* _RECORD EXCERPTS_:
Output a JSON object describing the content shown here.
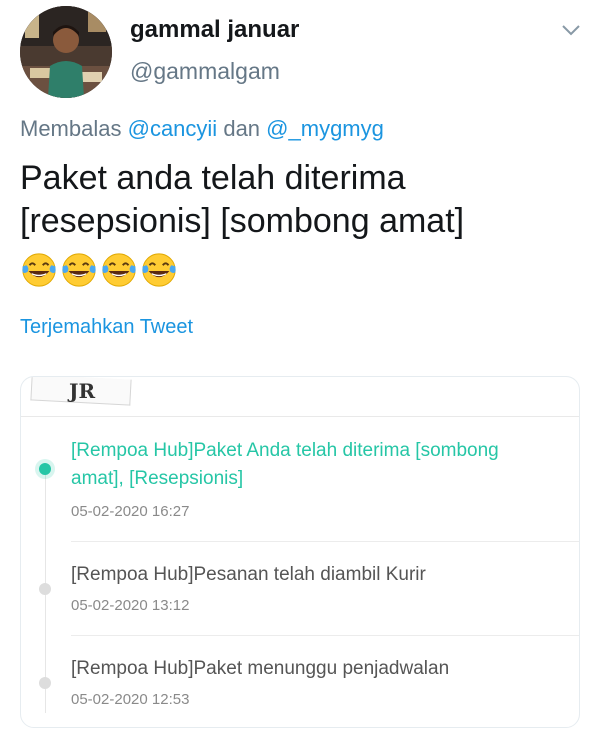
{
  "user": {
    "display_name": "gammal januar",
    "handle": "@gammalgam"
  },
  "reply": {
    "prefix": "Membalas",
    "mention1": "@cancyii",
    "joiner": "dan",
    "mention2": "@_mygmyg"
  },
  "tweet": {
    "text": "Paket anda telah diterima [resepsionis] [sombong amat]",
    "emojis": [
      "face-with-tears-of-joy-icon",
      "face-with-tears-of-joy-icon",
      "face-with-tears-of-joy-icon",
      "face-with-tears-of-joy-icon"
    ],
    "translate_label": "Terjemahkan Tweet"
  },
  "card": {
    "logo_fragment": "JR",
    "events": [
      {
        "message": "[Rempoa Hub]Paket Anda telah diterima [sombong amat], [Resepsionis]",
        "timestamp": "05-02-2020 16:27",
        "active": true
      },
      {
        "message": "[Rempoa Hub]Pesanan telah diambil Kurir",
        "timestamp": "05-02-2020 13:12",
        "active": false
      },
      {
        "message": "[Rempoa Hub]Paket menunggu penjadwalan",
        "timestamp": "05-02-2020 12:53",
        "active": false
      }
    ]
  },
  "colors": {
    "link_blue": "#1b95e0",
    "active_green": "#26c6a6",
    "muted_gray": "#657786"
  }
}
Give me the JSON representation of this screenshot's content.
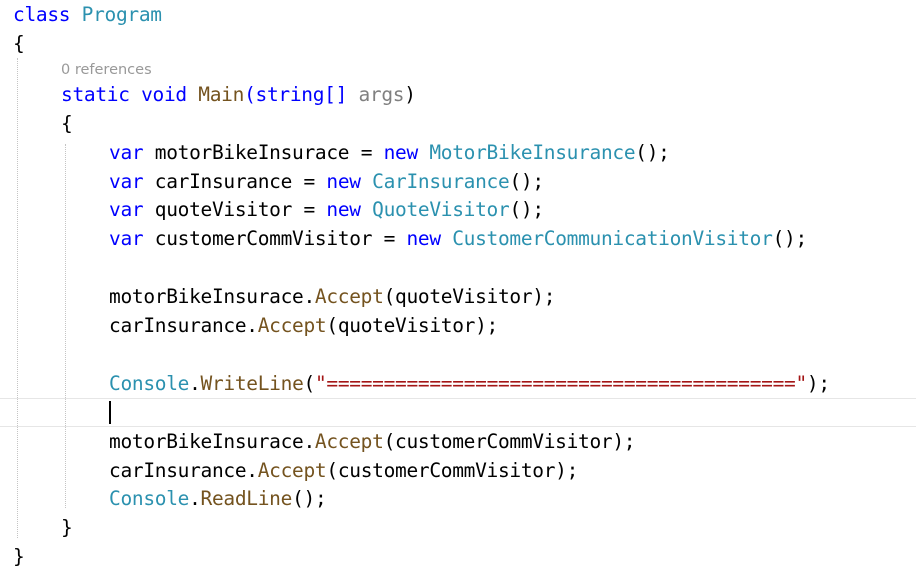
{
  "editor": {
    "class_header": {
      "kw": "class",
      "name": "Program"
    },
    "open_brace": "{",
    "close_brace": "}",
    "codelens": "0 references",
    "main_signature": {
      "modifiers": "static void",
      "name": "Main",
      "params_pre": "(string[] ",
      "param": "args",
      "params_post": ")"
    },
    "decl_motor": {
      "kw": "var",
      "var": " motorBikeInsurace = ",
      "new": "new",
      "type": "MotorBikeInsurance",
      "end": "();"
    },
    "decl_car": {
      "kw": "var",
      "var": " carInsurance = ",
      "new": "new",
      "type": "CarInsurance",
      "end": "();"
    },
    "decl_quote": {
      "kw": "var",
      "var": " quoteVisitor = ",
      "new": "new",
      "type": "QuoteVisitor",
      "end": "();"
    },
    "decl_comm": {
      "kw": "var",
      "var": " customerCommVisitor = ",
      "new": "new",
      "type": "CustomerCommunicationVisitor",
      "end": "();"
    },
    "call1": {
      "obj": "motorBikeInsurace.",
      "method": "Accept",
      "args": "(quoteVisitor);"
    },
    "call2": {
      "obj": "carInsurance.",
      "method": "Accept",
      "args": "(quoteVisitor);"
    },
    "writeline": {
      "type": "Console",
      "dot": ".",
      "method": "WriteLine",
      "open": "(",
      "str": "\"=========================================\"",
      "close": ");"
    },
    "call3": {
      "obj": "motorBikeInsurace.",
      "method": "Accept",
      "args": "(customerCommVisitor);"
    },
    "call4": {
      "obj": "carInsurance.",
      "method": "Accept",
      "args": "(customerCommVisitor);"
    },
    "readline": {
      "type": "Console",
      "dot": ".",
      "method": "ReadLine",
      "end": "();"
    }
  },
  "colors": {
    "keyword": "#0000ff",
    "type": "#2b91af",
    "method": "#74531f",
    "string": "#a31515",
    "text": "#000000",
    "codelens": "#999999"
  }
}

--

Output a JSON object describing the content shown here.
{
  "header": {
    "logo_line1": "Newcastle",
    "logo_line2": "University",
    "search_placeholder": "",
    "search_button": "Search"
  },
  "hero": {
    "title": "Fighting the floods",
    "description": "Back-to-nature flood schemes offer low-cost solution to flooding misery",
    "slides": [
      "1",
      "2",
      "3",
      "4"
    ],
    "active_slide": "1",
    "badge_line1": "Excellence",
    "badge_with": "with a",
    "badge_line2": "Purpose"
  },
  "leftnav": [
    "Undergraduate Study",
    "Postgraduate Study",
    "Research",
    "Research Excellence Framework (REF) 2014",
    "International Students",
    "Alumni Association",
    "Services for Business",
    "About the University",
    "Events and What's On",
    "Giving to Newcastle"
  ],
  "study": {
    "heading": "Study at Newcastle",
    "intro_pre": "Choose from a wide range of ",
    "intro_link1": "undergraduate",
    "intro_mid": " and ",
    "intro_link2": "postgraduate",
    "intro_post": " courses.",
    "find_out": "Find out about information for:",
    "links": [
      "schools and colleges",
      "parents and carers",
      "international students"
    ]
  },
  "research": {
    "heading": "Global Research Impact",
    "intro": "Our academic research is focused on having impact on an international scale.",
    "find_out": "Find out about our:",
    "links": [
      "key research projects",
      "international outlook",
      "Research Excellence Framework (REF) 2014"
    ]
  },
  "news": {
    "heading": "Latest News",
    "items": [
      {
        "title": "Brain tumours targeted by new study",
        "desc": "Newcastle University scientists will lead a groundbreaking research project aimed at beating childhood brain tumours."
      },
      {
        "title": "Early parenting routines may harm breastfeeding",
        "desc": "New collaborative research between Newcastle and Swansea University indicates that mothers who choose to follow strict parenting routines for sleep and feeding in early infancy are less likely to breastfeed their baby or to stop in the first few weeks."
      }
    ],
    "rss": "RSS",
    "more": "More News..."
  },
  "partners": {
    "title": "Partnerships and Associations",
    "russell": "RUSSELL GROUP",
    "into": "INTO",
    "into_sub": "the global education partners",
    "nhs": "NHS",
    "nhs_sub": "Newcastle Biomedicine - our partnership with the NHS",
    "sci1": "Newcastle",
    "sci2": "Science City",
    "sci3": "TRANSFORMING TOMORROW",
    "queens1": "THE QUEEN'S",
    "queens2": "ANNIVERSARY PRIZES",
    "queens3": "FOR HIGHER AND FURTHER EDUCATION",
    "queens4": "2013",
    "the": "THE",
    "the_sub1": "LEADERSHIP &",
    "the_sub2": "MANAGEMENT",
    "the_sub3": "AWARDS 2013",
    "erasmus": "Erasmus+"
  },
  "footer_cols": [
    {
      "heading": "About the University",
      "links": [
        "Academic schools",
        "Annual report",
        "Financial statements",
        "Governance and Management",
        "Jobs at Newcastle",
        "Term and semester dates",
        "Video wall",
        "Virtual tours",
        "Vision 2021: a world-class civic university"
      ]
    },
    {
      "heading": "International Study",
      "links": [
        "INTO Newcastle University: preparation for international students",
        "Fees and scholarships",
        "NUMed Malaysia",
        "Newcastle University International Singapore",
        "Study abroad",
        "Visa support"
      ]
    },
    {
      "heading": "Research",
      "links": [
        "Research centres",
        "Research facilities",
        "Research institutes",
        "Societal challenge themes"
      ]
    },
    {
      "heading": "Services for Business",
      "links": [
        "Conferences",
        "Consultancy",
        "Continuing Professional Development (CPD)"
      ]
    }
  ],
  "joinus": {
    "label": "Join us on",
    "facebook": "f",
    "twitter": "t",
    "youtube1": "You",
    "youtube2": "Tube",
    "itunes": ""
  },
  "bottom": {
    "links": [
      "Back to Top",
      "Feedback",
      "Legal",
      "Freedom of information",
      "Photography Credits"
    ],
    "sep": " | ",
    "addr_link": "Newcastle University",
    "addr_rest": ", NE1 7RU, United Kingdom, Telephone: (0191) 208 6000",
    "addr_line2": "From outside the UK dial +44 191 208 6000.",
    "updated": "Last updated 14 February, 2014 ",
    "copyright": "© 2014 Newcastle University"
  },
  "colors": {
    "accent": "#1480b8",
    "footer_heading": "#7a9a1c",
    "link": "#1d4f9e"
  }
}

* _DESCRIPTION OF THE TASK_: Go through the entries above and copy every line containing "Services".

* _EXERCISE ANSWER_:
    "Services for Business",
      "heading": "Services for Business",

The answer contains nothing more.